[What to work on]
Select from the data all lines with the word "Seal".

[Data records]
--------------------------------
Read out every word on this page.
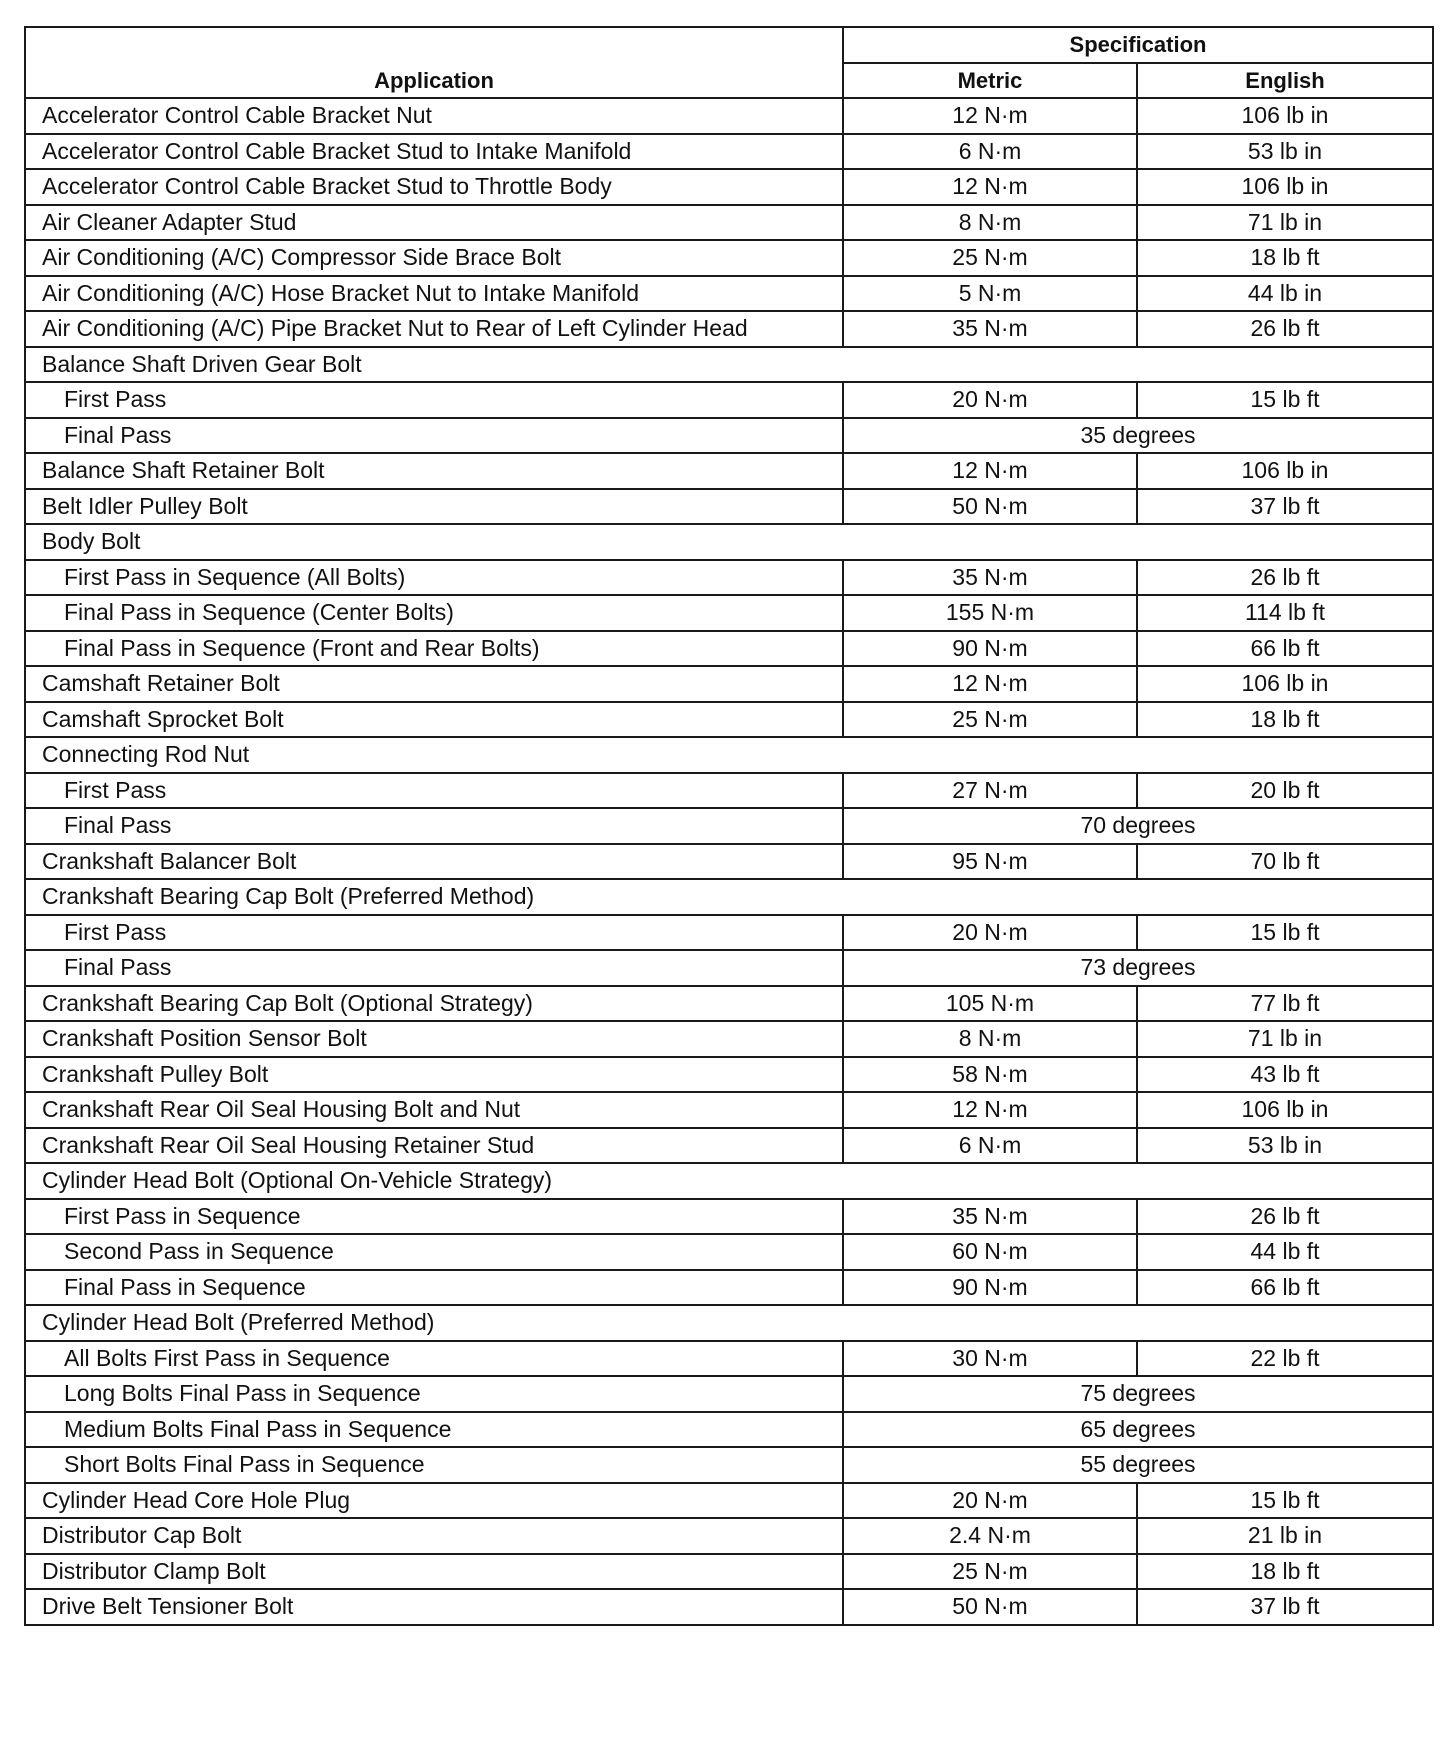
Application	Specification	
	Metric	English
Accelerator Control Cable Bracket Nut	12 N·m	106 lb in
Accelerator Control Cable Bracket Stud to Intake Manifold	6 N·m	53 lb in
Accelerator Control Cable Bracket Stud to Throttle Body	12 N·m	106 lb in
Air Cleaner Adapter Stud	8 N·m	71 lb in
Air Conditioning (A/C) Compressor Side Brace Bolt	25 N·m	18 lb ft
Air Conditioning (A/C) Hose Bracket Nut to Intake Manifold	5 N·m	44 lb in
Air Conditioning (A/C) Pipe Bracket Nut to Rear of Left Cylinder Head	35 N·m	26 lb ft
Balance Shaft Driven Gear Bolt		
First Pass	20 N·m	15 lb ft
Final Pass	35 degrees	
Balance Shaft Retainer Bolt	12 N·m	106 lb in
Belt Idler Pulley Bolt	50 N·m	37 lb ft
Body Bolt		
First Pass in Sequence (All Bolts)	35 N·m	26 lb ft
Final Pass in Sequence (Center Bolts)	155 N·m	114 lb ft
Final Pass in Sequence (Front and Rear Bolts)	90 N·m	66 lb ft
Camshaft Retainer Bolt	12 N·m	106 lb in
Camshaft Sprocket Bolt	25 N·m	18 lb ft
Connecting Rod Nut		
First Pass	27 N·m	20 lb ft
Final Pass	70 degrees	
Crankshaft Balancer Bolt	95 N·m	70 lb ft
Crankshaft Bearing Cap Bolt (Preferred Method)		
First Pass	20 N·m	15 lb ft
Final Pass	73 degrees	
Crankshaft Bearing Cap Bolt (Optional Strategy)	105 N·m	77 lb ft
Crankshaft Position Sensor Bolt	8 N·m	71 lb in
Crankshaft Pulley Bolt	58 N·m	43 lb ft
Crankshaft Rear Oil Seal Housing Bolt and Nut	12 N·m	106 lb in
Crankshaft Rear Oil Seal Housing Retainer Stud	6 N·m	53 lb in
Cylinder Head Bolt (Optional On-Vehicle Strategy)		
First Pass in Sequence	35 N·m	26 lb ft
Second Pass in Sequence	60 N·m	44 lb ft
Final Pass in Sequence	90 N·m	66 lb ft
Cylinder Head Bolt (Preferred Method)		
All Bolts First Pass in Sequence	30 N·m	22 lb ft
Long Bolts Final Pass in Sequence	75 degrees	
Medium Bolts Final Pass in Sequence	65 degrees	
Short Bolts Final Pass in Sequence	55 degrees	
Cylinder Head Core Hole Plug	20 N·m	15 lb ft
Distributor Cap Bolt	2.4 N·m	21 lb in
Distributor Clamp Bolt	25 N·m	18 lb ft
Drive Belt Tensioner Bolt	50 N·m	37 lb ft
--------------------------------
[Result of the exercise]
Crankshaft Rear Oil Seal Housing Bolt and Nut	12 N·m	106 lb in
Crankshaft Rear Oil Seal Housing Retainer Stud	6 N·m	53 lb in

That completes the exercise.